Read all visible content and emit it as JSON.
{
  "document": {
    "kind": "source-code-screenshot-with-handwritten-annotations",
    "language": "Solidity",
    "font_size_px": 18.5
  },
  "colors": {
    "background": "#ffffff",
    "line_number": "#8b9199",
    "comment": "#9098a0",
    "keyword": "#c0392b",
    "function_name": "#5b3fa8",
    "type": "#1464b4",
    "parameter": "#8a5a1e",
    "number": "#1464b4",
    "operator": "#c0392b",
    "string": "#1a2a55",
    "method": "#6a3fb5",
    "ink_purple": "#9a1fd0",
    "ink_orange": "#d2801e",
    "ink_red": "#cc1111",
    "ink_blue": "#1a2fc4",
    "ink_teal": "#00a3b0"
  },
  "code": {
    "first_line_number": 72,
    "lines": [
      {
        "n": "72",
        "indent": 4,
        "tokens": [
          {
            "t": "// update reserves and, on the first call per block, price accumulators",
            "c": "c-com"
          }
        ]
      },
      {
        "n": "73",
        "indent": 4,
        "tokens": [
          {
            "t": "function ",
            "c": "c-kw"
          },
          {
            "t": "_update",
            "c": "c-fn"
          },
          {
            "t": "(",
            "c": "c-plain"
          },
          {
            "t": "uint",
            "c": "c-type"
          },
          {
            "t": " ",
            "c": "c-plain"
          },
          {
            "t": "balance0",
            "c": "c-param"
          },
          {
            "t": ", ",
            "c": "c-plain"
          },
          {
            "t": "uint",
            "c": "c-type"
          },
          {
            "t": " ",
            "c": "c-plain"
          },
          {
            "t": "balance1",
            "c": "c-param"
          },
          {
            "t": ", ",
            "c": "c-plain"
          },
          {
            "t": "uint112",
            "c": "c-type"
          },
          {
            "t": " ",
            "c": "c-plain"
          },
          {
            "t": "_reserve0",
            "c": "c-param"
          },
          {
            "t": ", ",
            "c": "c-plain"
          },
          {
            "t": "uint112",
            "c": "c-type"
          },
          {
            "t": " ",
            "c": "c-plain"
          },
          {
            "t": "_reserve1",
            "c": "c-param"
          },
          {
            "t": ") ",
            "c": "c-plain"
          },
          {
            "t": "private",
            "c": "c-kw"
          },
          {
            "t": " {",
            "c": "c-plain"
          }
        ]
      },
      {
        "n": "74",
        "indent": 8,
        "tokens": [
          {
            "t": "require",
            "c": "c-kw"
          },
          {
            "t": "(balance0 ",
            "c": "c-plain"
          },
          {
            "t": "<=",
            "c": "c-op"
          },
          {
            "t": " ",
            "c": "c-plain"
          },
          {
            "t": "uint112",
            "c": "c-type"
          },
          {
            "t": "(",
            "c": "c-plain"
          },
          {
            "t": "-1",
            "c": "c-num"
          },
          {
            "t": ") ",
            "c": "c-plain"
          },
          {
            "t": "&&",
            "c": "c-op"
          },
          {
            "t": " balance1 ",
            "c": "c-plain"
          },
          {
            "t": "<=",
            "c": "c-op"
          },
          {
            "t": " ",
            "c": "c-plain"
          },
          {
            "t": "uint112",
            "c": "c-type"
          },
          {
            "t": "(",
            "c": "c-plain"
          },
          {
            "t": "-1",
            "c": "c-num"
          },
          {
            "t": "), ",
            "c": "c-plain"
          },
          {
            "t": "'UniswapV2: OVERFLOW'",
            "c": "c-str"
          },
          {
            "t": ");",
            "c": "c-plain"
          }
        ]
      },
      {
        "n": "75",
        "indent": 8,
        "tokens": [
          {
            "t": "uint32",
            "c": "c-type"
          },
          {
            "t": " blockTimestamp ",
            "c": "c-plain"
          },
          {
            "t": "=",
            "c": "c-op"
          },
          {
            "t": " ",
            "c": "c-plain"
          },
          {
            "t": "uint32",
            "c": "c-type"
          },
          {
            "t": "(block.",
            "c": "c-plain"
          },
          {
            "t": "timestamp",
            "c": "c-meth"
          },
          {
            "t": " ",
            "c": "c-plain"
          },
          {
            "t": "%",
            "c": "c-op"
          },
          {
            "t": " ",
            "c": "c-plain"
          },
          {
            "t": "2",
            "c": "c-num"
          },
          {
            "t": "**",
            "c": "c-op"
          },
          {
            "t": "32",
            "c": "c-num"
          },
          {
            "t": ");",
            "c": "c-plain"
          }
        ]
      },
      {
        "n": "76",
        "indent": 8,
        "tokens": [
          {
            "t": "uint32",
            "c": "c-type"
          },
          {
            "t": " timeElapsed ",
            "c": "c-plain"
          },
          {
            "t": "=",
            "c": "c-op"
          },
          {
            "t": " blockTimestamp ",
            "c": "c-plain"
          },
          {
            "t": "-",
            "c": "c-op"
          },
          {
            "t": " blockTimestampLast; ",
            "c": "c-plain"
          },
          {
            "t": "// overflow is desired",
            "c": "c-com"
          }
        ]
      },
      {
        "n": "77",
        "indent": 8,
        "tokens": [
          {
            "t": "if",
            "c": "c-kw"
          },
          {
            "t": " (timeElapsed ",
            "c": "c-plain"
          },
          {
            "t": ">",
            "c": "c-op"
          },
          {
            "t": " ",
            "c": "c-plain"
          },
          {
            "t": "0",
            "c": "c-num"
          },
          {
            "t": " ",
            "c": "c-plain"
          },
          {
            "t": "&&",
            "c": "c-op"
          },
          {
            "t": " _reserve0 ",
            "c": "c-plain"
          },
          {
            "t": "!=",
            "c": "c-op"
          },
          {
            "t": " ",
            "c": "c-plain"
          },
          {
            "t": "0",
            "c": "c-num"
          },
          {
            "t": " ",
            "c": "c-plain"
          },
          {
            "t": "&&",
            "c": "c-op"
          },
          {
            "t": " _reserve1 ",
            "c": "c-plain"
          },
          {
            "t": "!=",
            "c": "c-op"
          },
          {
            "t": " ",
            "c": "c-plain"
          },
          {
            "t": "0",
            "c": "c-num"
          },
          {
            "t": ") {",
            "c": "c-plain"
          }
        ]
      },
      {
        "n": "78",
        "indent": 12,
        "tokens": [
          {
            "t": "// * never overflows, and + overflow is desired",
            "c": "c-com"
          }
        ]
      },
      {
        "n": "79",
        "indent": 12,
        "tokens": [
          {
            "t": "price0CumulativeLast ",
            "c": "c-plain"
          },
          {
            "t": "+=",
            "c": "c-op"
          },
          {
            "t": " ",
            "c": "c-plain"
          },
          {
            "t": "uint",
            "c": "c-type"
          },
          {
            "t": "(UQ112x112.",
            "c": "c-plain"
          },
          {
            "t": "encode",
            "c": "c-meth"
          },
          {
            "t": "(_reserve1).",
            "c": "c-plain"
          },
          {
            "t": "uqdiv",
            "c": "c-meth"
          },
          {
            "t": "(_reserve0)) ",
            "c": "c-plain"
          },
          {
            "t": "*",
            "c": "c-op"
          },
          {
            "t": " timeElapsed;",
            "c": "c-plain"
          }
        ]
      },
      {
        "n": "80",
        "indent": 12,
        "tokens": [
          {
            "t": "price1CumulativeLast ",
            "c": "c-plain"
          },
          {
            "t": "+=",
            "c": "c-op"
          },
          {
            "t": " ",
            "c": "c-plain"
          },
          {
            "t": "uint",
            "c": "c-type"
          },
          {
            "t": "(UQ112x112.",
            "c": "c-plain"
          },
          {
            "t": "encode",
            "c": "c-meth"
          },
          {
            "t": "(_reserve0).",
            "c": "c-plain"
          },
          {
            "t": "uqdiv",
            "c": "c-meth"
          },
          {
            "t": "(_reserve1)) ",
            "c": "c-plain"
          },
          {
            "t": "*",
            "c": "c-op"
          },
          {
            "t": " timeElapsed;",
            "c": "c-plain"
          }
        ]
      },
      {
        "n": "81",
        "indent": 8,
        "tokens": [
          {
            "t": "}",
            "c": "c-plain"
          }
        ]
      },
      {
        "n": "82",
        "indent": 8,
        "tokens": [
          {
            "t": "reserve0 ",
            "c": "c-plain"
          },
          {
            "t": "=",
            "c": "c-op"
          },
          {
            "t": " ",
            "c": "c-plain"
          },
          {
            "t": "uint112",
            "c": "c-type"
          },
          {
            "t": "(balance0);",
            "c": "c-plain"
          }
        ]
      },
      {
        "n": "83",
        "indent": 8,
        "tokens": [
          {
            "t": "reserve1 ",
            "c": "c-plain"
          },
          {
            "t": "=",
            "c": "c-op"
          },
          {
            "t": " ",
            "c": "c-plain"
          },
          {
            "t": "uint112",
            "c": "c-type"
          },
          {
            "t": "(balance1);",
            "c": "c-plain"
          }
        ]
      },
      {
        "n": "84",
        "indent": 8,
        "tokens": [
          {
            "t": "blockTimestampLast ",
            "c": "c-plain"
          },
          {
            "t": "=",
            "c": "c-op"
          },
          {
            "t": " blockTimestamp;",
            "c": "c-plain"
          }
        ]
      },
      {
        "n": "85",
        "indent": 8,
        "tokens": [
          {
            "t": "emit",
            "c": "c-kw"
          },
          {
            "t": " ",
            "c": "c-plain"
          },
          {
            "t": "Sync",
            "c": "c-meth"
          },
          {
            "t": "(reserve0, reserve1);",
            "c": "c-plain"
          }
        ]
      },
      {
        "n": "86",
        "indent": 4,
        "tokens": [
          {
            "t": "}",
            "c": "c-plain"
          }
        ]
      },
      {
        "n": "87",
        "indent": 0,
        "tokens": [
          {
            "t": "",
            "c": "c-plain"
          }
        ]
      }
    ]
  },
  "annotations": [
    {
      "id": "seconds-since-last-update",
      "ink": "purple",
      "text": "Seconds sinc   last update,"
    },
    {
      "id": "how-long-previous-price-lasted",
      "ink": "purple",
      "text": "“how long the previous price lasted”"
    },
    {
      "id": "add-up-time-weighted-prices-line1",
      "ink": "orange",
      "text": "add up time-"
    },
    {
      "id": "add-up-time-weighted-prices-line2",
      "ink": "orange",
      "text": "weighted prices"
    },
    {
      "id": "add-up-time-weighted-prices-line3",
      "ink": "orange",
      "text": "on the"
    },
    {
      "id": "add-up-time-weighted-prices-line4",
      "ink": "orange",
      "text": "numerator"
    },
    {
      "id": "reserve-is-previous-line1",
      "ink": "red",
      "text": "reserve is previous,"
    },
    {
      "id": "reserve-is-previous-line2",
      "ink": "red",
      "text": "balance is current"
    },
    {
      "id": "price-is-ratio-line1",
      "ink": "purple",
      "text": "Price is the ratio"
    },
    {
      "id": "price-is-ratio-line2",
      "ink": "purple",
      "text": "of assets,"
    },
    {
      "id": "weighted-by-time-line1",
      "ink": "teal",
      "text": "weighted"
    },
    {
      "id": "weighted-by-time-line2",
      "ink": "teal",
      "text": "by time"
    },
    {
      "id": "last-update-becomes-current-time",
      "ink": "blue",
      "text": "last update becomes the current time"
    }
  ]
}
******************************
WHAT THE EXERCISE ASKS:
Scan the material and collect every line that contains "current".

FULL RESPONSE:
      "text": "balance is current"
      "id": "last-update-becomes-current-time",
      "text": "last update becomes the current time"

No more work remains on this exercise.